◆ Task to complete
Give only the number of lines in the data that contain the word "يجوز".

◆ Task data
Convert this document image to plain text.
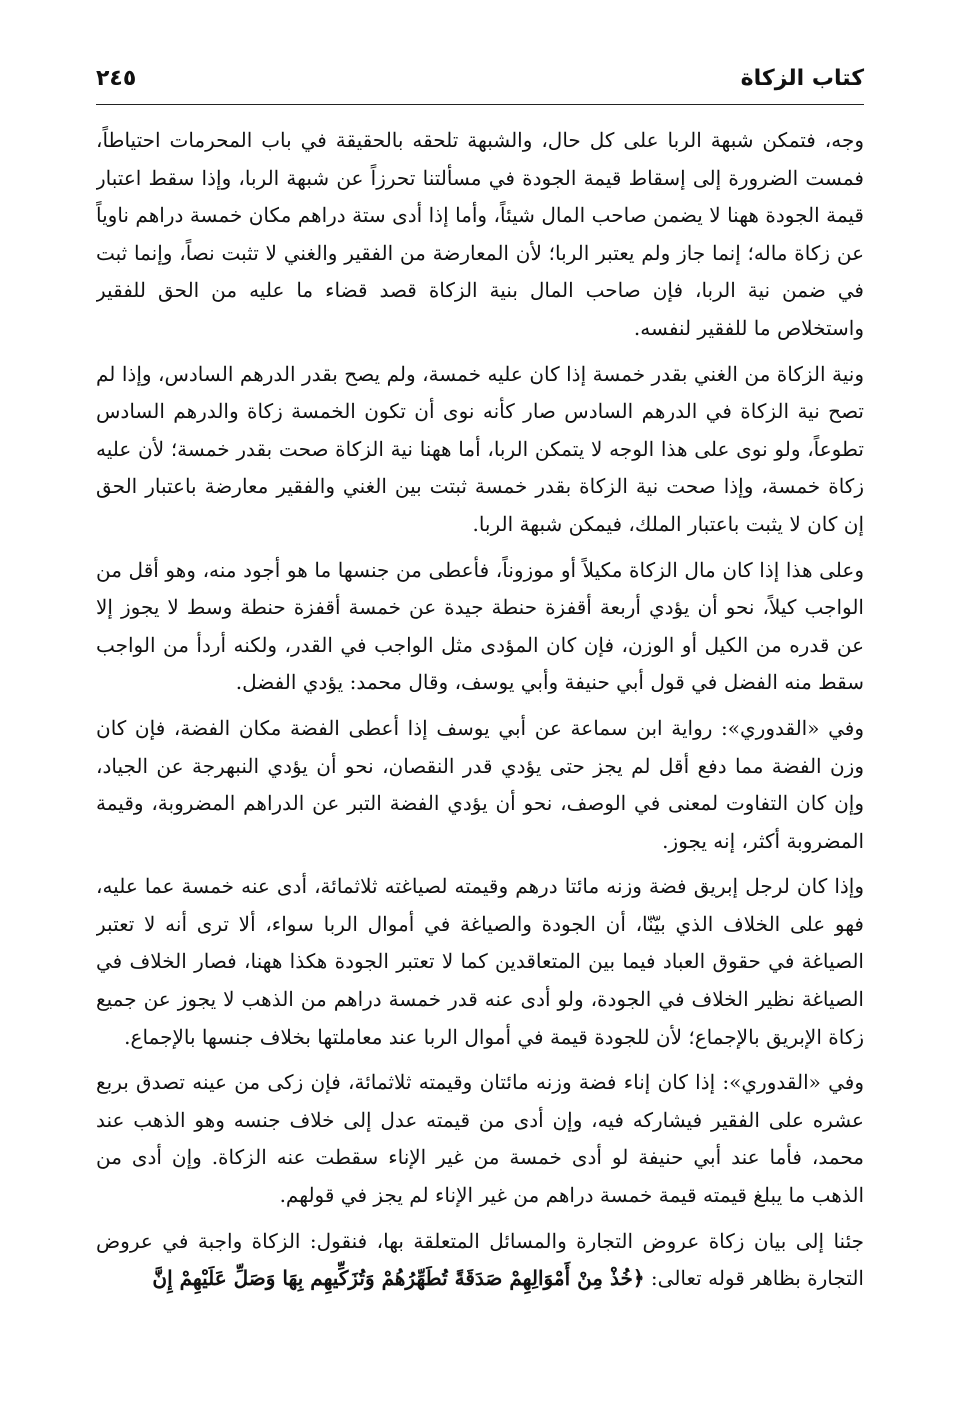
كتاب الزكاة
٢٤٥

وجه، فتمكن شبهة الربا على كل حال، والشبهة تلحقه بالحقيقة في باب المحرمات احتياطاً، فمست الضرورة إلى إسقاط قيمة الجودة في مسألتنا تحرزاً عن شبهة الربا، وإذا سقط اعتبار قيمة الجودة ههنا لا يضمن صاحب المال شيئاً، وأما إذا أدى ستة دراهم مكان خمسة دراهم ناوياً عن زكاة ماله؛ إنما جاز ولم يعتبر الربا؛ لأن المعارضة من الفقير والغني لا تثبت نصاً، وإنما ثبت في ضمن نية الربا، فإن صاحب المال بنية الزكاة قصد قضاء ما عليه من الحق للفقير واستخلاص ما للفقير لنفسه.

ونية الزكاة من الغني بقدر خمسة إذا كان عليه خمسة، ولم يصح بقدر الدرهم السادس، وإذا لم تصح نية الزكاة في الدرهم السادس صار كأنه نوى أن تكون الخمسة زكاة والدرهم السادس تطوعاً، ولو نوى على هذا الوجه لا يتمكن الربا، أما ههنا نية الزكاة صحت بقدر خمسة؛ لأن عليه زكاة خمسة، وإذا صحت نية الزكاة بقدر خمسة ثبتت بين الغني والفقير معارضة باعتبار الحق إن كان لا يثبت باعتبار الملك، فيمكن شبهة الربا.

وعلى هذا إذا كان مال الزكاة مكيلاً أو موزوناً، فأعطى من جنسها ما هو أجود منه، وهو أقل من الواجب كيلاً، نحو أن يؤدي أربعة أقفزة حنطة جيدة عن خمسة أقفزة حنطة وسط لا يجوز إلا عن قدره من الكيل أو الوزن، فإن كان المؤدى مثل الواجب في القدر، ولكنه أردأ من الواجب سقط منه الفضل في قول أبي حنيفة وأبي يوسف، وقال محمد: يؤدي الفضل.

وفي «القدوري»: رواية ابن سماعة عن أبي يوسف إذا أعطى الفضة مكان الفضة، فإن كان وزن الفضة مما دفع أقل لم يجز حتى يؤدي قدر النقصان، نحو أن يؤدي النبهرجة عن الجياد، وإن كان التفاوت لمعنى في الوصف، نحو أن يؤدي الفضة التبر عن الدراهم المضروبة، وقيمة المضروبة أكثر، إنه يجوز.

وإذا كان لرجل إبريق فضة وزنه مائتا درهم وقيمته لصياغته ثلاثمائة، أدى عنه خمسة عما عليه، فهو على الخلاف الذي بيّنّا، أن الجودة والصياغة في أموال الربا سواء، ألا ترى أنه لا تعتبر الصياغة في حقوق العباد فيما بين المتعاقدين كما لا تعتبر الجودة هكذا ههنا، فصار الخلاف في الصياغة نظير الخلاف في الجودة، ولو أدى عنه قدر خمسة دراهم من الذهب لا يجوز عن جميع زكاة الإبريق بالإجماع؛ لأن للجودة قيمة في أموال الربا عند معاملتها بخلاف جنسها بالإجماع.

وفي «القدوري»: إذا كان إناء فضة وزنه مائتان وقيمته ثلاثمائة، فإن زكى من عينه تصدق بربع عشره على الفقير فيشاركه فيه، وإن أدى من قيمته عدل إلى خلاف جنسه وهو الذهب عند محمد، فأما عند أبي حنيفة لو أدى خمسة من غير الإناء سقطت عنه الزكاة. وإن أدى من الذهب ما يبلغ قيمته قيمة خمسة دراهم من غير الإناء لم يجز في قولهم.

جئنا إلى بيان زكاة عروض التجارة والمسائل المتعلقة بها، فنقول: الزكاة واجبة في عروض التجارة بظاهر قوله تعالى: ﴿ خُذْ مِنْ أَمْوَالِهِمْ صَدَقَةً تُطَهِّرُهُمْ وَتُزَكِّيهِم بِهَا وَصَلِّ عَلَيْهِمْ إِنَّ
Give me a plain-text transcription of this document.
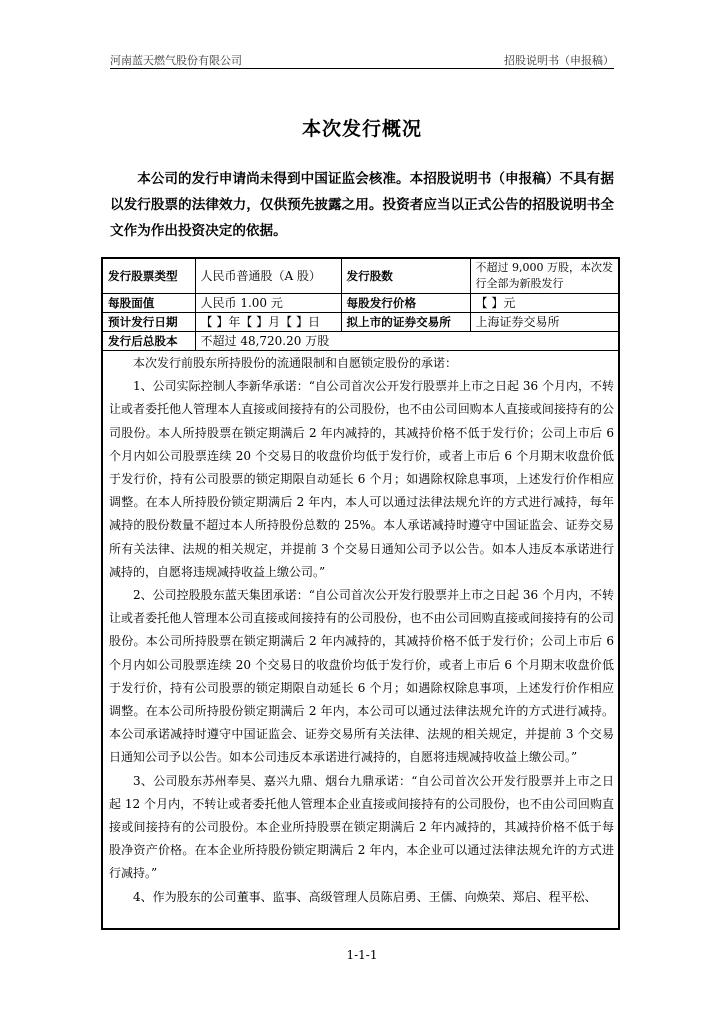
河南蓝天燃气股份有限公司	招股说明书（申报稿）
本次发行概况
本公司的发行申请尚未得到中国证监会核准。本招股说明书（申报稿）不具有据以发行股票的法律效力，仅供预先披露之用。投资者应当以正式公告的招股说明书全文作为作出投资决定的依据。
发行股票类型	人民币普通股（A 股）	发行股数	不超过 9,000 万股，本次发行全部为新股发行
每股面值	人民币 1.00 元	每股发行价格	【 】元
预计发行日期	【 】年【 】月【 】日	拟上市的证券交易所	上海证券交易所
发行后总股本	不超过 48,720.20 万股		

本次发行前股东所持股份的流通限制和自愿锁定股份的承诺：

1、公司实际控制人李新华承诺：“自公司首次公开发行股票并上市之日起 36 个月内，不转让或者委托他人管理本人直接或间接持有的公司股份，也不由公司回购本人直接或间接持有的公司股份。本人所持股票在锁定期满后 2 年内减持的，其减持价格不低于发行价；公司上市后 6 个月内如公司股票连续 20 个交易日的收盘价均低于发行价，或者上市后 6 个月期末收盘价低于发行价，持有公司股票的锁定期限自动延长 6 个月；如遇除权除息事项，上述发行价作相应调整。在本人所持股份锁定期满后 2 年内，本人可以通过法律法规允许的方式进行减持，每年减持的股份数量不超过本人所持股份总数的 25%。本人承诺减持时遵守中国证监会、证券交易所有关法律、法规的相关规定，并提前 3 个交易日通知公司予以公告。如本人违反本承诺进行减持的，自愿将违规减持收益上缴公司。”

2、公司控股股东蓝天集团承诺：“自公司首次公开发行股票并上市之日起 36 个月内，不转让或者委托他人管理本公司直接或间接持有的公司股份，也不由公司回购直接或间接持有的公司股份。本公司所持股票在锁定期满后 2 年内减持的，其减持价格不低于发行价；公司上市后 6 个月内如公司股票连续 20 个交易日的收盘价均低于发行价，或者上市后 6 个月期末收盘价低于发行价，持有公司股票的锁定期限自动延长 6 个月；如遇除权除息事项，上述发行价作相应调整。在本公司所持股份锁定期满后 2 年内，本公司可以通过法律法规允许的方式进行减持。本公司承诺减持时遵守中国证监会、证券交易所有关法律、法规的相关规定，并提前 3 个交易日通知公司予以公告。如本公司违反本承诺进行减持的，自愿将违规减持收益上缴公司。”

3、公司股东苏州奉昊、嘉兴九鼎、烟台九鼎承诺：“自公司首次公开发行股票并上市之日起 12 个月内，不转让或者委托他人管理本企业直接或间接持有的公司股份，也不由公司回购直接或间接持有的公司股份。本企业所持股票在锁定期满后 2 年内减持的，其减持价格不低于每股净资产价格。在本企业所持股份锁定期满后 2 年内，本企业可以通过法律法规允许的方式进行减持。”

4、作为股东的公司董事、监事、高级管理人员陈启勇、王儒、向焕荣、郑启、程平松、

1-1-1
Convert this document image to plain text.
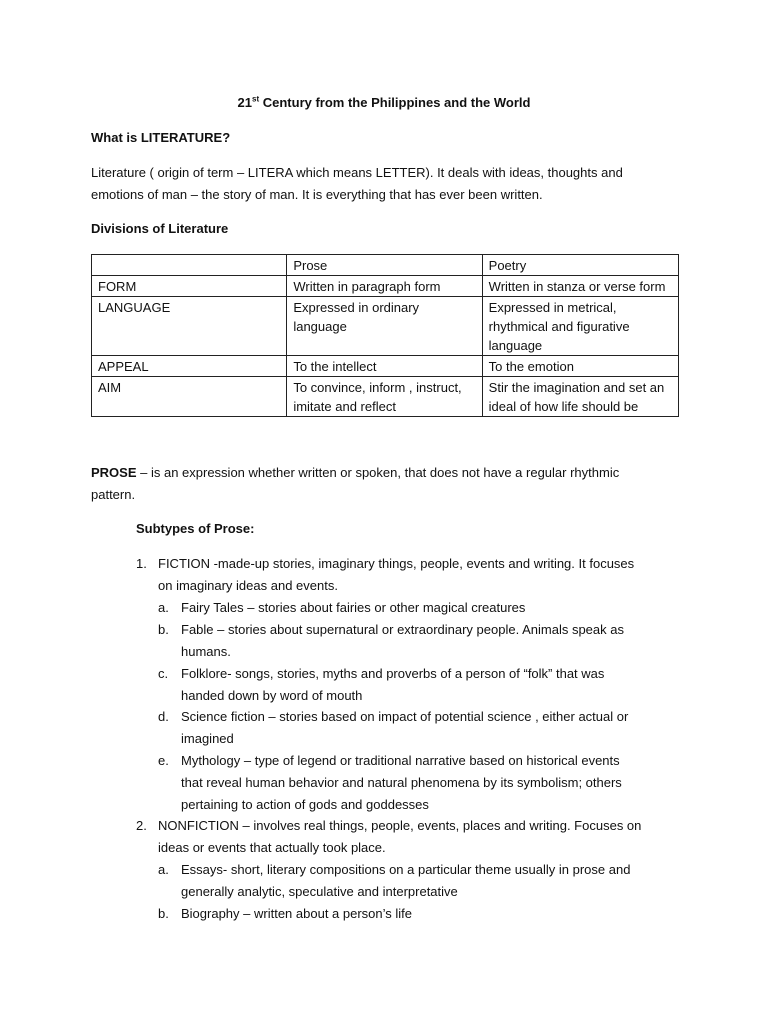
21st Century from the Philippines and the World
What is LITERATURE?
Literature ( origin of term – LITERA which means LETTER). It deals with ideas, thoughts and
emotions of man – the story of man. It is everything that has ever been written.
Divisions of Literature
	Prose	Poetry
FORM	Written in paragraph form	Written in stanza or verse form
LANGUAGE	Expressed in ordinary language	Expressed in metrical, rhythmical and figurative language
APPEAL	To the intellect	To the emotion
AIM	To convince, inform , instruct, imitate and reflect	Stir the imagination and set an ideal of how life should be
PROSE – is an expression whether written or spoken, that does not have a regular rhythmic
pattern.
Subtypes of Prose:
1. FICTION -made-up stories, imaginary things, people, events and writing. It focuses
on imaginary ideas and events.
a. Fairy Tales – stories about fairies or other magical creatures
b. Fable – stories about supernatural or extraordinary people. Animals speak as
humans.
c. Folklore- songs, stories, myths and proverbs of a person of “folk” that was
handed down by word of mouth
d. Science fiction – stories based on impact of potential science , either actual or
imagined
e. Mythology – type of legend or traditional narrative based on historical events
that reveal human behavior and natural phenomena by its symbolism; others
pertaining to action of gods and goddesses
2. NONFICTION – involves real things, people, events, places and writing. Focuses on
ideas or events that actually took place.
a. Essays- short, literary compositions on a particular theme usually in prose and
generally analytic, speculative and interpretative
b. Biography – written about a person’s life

◆ Output below
3